Aim of the task. Every line of the records below should be restated exactly.

Record set.

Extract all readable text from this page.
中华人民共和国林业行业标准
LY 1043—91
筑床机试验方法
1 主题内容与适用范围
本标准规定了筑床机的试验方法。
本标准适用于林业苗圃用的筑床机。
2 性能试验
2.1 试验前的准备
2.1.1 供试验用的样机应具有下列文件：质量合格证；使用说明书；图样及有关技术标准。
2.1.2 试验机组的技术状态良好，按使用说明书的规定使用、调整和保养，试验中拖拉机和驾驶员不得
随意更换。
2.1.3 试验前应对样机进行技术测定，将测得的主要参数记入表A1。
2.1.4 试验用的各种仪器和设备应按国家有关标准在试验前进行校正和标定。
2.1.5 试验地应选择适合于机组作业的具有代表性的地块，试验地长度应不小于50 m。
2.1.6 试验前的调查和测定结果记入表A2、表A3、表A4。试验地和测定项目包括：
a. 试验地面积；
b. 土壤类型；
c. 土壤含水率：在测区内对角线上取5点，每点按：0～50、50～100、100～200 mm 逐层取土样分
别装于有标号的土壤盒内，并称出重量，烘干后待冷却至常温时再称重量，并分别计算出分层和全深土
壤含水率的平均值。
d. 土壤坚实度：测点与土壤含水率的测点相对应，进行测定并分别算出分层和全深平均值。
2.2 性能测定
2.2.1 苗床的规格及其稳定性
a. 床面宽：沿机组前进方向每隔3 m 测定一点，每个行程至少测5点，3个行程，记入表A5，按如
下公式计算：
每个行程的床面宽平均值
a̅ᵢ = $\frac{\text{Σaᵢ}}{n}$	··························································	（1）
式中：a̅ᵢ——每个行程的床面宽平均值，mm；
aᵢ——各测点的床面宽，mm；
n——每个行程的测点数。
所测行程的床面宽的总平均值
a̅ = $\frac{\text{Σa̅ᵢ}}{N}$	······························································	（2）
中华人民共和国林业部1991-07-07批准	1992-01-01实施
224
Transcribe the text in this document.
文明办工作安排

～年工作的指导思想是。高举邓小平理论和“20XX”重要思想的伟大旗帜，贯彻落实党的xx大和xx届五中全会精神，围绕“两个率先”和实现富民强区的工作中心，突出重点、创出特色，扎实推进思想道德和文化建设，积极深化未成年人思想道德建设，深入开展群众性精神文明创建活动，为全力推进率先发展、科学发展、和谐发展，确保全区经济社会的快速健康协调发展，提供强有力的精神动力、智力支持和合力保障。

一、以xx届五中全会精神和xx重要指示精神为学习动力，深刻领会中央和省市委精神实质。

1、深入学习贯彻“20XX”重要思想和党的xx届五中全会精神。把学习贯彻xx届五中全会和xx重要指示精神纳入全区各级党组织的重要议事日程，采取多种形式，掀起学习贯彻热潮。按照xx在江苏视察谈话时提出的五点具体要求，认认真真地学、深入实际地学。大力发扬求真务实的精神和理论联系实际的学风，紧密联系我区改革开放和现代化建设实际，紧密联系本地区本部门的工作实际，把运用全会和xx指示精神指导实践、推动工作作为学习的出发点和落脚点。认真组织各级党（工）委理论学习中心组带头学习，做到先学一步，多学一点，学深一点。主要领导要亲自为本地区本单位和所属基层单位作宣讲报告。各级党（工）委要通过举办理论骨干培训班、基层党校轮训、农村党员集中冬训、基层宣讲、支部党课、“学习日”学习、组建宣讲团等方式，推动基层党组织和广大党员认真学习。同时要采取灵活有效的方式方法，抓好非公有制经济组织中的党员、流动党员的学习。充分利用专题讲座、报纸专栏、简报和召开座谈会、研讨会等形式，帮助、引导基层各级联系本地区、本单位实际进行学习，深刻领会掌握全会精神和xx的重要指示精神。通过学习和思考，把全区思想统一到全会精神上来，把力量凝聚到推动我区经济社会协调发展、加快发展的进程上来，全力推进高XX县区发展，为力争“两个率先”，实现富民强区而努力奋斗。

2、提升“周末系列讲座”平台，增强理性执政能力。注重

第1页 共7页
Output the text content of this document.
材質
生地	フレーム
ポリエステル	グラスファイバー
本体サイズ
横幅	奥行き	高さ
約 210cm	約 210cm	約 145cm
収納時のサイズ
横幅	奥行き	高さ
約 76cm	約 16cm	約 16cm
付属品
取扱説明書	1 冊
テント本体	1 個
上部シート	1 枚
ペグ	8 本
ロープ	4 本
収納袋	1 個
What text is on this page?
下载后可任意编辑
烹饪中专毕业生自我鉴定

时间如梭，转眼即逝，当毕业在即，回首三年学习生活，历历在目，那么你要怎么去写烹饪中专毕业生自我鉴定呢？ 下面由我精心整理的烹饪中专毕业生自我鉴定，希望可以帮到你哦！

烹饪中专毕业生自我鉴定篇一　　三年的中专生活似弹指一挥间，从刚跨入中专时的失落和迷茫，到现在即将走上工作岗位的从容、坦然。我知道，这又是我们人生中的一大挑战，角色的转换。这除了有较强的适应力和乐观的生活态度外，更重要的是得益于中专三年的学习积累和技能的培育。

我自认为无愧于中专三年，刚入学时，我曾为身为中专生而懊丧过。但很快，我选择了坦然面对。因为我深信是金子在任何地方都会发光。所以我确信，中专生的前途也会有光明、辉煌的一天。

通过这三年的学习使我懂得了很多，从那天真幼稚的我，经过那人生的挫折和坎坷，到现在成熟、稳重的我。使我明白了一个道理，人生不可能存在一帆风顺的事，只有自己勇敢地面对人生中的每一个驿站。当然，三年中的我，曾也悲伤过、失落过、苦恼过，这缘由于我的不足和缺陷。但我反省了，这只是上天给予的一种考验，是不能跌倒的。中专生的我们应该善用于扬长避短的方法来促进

Answer to this exercise.
Extract all readable text from this page.
中华人民共和国林业行业标准
LY 1043—91
筑床机试验方法
1 主题内容与适用范围
本标准规定了筑床机的试验方法。
本标准适用于林业苗圃用的筑床机。
2 性能试验
2.1 试验前的准备
2.1.1 供试验用的样机应具有下列文件：质量合格证；使用说明书；图样及有关技术标准。
2.1.2 试验机组的技术状态良好，按使用说明书的规定使用、调整和保养，试验中拖拉机和驾驶员不得
随意更换。
2.1.3 试验前应对样机进行技术测定，将测得的主要参数记入表A1。
2.1.4 试验用的各种仪器和设备应按国家有关标准在试验前进行校正和标定。
2.1.5 试验地应选择适合于机组作业的具有代表性的地块，试验地长度应不小于50 m。
2.1.6 试验前的调查和测定结果记入表A2、表A3、表A4。试验地和测定项目包括：
a. 试验地面积；
b. 土壤类型；
c. 土壤含水率：在测区内对角线上取5点，每点按：0～50、50～100、100～200 mm 逐层取土样分
别装于有标号的土壤盒内，并称出重量，烘干后待冷却至常温时再称重量，并分别计算出分层和全深土
壤含水率的平均值。
d. 土壤坚实度：测点与土壤含水率的测点相对应，进行测定并分别算出分层和全深平均值。
2.2 性能测定
2.2.1 苗床的规格及其稳定性
a. 床面宽：沿机组前进方向每隔3 m 测定一点，每个行程至少测5点，3个行程，记入表A5，按如
下公式计算：
每个行程的床面宽平均值
a̅ᵢ = $\frac{\text{Σaᵢ}}{n}$	··························································	（1）
式中：a̅ᵢ——每个行程的床面宽平均值，mm；
aᵢ——各测点的床面宽，mm；
n——每个行程的测点数。
所测行程的床面宽的总平均值
a̅ = $\frac{\text{Σa̅ᵢ}}{N}$	······························································	（2）
中华人民共和国林业部1991-07-07批准	1992-01-01实施
224
Transcribe the text in this document.
文明办工作安排

～年工作的指导思想是。高举邓小平理论和“20XX”重要思想的伟大旗帜，贯彻落实党的xx大和xx届五中全会精神，围绕“两个率先”和实现富民强区的工作中心，突出重点、创出特色，扎实推进思想道德和文化建设，积极深化未成年人思想道德建设，深入开展群众性精神文明创建活动，为全力推进率先发展、科学发展、和谐发展，确保全区经济社会的快速健康协调发展，提供强有力的精神动力、智力支持和合力保障。

一、以xx届五中全会精神和xx重要指示精神为学习动力，深刻领会中央和省市委精神实质。

1、深入学习贯彻“20XX”重要思想和党的xx届五中全会精神。把学习贯彻xx届五中全会和xx重要指示精神纳入全区各级党组织的重要议事日程，采取多种形式，掀起学习贯彻热潮。按照xx在江苏视察谈话时提出的五点具体要求，认认真真地学、深入实际地学。大力发扬求真务实的精神和理论联系实际的学风，紧密联系我区改革开放和现代化建设实际，紧密联系本地区本部门的工作实际，把运用全会和xx指示精神指导实践、推动工作作为学习的出发点和落脚点。认真组织各级党（工）委理论学习中心组带头学习，做到先学一步，多学一点，学深一点。主要领导要亲自为本地区本单位和所属基层单位作宣讲报告。各级党（工）委要通过举办理论骨干培训班、基层党校轮训、农村党员集中冬训、基层宣讲、支部党课、“学习日”学习、组建宣讲团等方式，推动基层党组织和广大党员认真学习。同时要采取灵活有效的方式方法，抓好非公有制经济组织中的党员、流动党员的学习。充分利用专题讲座、报纸专栏、简报和召开座谈会、研讨会等形式，帮助、引导基层各级联系本地区、本单位实际进行学习，深刻领会掌握全会精神和xx的重要指示精神。通过学习和思考，把全区思想统一到全会精神上来，把力量凝聚到推动我区经济社会协调发展、加快发展的进程上来，全力推进高XX县区发展，为力争“两个率先”，实现富民强区而努力奋斗。

2、提升“周末系列讲座”平台，增强理性执政能力。注重

第1页 共7页
Output the text content of this document.
材質
生地	フレーム
ポリエステル	グラスファイバー
本体サイズ
横幅	奥行き	高さ
約 210cm	約 210cm	約 145cm
収納時のサイズ
横幅	奥行き	高さ
約 76cm	約 16cm	約 16cm
付属品
取扱説明書	1 冊
テント本体	1 個
上部シート	1 枚
ペグ	8 本
ロープ	4 本
収納袋	1 個
What text is on this page?
下载后可任意编辑
烹饪中专毕业生自我鉴定

时间如梭，转眼即逝，当毕业在即，回首三年学习生活，历历在目，那么你要怎么去写烹饪中专毕业生自我鉴定呢？ 下面由我精心整理的烹饪中专毕业生自我鉴定，希望可以帮到你哦！

烹饪中专毕业生自我鉴定篇一　　三年的中专生活似弹指一挥间，从刚跨入中专时的失落和迷茫，到现在即将走上工作岗位的从容、坦然。我知道，这又是我们人生中的一大挑战，角色的转换。这除了有较强的适应力和乐观的生活态度外，更重要的是得益于中专三年的学习积累和技能的培育。

我自认为无愧于中专三年，刚入学时，我曾为身为中专生而懊丧过。但很快，我选择了坦然面对。因为我深信是金子在任何地方都会发光。所以我确信，中专生的前途也会有光明、辉煌的一天。

通过这三年的学习使我懂得了很多，从那天真幼稚的我，经过那人生的挫折和坎坷，到现在成熟、稳重的我。使我明白了一个道理，人生不可能存在一帆风顺的事，只有自己勇敢地面对人生中的每一个驿站。当然，三年中的我，曾也悲伤过、失落过、苦恼过，这缘由于我的不足和缺陷。但我反省了，这只是上天给予的一种考验，是不能跌倒的。中专生的我们应该善用于扬长避短的方法来促进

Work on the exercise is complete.